- What you will do: Pick out each line below containing "contratista".
* START Data *
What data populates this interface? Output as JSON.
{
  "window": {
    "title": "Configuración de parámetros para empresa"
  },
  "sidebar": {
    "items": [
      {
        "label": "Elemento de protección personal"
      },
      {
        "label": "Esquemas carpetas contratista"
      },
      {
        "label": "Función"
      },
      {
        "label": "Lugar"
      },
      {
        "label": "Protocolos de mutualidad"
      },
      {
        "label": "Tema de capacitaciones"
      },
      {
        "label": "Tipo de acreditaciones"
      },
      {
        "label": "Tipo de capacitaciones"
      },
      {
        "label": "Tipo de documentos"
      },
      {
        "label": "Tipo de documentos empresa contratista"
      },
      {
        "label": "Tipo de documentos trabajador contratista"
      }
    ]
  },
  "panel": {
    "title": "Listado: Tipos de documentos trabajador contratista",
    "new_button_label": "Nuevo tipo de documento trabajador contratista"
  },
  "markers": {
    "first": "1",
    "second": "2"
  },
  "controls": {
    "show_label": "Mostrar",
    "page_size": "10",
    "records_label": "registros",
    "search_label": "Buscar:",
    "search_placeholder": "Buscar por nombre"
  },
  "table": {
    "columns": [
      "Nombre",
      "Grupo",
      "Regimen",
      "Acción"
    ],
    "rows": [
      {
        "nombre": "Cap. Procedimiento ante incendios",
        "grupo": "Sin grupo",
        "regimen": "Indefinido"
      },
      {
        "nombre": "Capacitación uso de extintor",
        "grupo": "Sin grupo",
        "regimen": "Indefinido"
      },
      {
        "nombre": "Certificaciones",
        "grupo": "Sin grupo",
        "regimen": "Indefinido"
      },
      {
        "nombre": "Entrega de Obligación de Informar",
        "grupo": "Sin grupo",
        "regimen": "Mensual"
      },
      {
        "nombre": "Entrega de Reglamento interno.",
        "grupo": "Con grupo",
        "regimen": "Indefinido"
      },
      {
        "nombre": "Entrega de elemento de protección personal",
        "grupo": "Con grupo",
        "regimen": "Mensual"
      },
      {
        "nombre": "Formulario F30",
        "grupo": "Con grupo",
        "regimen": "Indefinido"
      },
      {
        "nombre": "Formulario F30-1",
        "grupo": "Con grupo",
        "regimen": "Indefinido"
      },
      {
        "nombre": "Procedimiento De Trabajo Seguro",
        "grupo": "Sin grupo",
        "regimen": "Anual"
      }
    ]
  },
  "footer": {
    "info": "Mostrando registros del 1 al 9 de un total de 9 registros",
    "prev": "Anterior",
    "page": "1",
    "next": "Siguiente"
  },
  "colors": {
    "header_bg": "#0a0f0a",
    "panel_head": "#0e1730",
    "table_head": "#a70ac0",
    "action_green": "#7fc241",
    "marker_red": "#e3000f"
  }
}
* END Data *
- Written response:
        "label": "Esquemas carpetas contratista"
        "label": "Tipo de documentos empresa contratista"
        "label": "Tipo de documentos trabajador contratista"
    "title": "Listado: Tipos de documentos trabajador contratista",
    "new_button_label": "Nuevo tipo de documento trabajador contratista"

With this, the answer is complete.